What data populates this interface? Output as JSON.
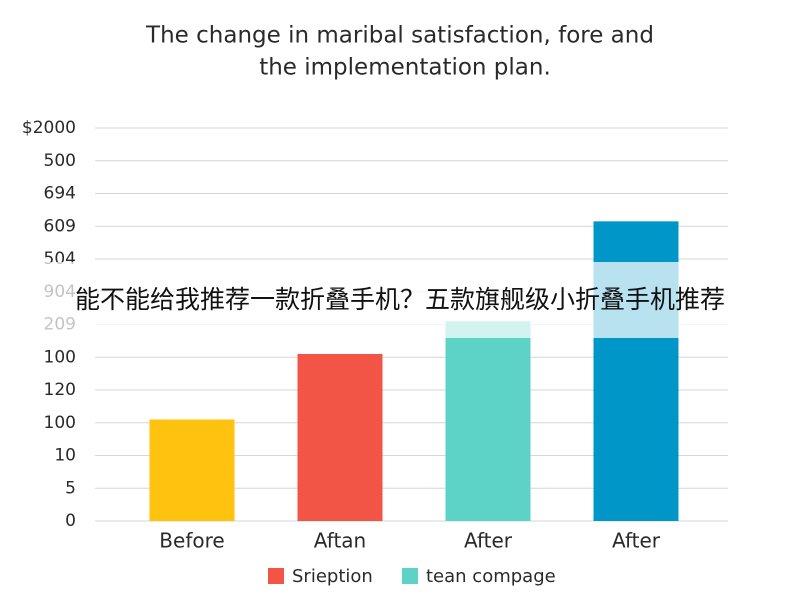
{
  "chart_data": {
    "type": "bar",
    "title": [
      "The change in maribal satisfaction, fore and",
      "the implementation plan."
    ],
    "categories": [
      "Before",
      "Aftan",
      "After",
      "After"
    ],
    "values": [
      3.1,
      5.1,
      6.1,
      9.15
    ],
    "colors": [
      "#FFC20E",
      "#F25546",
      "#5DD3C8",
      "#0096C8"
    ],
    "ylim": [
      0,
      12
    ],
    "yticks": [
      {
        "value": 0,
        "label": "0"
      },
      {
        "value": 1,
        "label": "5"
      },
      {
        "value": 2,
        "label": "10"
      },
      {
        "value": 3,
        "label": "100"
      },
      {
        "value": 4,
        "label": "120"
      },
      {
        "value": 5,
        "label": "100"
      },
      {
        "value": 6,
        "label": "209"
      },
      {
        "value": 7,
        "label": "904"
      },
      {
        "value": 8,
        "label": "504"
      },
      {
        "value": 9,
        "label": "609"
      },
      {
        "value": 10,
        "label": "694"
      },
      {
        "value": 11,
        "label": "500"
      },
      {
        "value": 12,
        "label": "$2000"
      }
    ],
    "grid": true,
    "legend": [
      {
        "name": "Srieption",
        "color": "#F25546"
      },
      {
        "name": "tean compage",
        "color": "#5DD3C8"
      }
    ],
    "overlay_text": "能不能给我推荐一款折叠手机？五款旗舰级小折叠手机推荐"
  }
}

□ □ □

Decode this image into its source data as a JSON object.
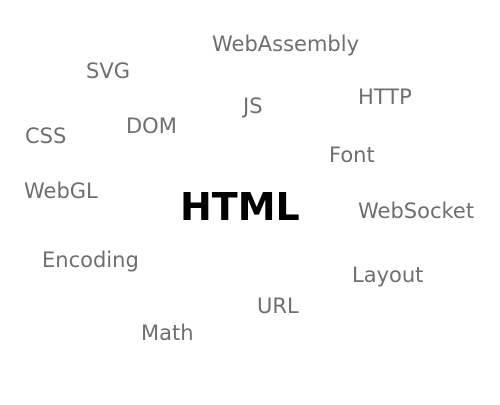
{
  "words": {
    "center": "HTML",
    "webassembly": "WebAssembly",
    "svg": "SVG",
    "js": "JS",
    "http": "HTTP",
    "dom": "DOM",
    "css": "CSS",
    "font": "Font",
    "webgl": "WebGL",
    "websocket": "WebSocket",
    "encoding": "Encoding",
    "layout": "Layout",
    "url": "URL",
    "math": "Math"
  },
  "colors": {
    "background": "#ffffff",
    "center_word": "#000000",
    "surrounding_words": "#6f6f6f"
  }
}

□ □ □

In the records above, find each line holding "JSON" and copy it.

OUTPUT FOR THIS EXERCISE
What data populates this interface? Output as JSON.
Decode this image into its source data as a JSON object.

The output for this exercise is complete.